**Required work:**
A single number is the answer here: how many lines of the entries contain "title"?

**Data for the task:**
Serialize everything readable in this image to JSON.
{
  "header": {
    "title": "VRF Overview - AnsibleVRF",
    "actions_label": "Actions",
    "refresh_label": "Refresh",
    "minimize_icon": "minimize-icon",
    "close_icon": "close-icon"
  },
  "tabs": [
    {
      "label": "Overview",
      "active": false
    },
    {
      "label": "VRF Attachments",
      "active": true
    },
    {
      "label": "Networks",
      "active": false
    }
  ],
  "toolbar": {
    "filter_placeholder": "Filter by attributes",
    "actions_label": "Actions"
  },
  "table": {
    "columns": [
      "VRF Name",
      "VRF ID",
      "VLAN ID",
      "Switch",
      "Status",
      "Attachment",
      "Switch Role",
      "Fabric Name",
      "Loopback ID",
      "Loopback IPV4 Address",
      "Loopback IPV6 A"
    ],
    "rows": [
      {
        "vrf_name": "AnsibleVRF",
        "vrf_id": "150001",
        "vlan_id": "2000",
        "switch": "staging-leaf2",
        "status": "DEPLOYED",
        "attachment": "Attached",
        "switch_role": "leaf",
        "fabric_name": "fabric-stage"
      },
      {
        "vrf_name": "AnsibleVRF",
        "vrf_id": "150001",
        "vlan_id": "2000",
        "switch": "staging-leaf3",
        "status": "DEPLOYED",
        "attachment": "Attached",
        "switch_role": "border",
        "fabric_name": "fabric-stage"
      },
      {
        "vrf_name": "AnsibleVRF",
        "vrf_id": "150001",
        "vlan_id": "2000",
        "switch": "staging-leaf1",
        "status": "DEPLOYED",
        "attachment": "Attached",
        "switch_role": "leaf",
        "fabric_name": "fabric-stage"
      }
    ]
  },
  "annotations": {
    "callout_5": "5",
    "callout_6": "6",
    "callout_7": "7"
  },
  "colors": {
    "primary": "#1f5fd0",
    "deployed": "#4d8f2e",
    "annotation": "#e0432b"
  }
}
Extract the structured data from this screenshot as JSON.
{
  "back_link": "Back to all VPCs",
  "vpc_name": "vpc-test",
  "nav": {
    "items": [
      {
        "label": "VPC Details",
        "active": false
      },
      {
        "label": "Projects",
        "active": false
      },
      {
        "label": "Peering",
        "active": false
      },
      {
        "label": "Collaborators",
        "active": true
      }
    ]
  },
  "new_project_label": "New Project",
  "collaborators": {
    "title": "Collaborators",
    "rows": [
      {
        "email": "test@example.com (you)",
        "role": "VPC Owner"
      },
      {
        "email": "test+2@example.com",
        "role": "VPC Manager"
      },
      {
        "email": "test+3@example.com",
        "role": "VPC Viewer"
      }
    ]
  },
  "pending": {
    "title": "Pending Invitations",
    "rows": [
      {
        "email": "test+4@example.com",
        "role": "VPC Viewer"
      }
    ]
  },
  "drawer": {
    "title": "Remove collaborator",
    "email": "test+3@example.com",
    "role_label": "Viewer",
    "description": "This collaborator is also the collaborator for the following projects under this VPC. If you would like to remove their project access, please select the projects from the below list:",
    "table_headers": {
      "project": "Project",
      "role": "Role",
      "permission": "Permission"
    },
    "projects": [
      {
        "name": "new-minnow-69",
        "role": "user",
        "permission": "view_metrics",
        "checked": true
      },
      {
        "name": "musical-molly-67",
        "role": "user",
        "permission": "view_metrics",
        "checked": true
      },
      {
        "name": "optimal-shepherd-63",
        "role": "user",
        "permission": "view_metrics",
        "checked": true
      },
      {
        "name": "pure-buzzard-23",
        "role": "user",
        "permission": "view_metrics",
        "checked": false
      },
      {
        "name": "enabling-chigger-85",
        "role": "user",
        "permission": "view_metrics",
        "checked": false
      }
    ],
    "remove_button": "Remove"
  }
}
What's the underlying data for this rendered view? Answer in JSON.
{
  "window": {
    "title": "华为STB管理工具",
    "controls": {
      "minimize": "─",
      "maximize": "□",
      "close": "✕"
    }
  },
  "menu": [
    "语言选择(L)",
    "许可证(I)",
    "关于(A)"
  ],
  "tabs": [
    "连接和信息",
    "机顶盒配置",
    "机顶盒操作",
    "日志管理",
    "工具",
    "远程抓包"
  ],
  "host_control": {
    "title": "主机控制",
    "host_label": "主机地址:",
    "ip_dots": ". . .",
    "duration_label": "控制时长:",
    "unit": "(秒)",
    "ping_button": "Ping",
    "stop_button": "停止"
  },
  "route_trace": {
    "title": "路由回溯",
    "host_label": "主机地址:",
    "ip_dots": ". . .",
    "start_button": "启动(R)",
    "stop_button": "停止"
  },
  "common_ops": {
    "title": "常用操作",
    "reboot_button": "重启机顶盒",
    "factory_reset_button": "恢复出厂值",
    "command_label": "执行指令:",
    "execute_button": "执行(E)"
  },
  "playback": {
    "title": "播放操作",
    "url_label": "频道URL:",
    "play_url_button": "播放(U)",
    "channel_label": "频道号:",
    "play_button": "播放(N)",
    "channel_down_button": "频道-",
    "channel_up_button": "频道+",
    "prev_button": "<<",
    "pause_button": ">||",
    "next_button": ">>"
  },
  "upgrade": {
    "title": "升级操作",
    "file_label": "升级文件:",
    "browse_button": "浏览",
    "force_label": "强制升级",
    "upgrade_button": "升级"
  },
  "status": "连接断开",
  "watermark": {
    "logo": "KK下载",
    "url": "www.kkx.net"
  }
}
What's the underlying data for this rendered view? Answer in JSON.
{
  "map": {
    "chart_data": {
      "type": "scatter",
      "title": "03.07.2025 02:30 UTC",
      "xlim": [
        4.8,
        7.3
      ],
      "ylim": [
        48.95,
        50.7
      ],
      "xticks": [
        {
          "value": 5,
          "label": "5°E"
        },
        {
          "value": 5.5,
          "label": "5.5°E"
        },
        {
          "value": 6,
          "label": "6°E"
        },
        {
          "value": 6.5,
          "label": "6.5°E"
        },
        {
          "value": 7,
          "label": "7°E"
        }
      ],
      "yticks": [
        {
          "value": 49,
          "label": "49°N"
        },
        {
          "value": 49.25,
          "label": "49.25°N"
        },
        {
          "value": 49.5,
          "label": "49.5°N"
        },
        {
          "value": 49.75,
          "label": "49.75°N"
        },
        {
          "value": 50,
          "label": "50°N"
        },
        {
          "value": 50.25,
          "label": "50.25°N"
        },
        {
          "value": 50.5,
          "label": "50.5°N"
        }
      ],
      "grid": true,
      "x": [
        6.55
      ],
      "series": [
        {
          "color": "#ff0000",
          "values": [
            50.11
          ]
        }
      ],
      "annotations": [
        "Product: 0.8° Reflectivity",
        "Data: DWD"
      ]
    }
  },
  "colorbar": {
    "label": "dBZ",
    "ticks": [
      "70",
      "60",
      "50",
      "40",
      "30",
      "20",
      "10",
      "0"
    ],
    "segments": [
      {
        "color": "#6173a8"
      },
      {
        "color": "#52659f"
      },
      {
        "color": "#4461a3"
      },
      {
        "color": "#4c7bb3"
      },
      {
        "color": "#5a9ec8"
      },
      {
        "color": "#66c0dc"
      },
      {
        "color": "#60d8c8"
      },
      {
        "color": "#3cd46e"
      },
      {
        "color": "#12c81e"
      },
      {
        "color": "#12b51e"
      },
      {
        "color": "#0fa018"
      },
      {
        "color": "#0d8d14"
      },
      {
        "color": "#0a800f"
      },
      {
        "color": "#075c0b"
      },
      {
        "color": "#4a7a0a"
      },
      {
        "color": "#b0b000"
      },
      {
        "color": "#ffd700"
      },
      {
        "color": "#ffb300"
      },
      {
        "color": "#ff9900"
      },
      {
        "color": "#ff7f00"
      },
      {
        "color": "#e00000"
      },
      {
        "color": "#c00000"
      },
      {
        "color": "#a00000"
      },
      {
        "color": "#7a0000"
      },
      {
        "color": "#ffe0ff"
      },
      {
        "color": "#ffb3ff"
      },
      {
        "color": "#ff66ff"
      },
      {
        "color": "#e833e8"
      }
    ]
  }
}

**Response to the task:**
11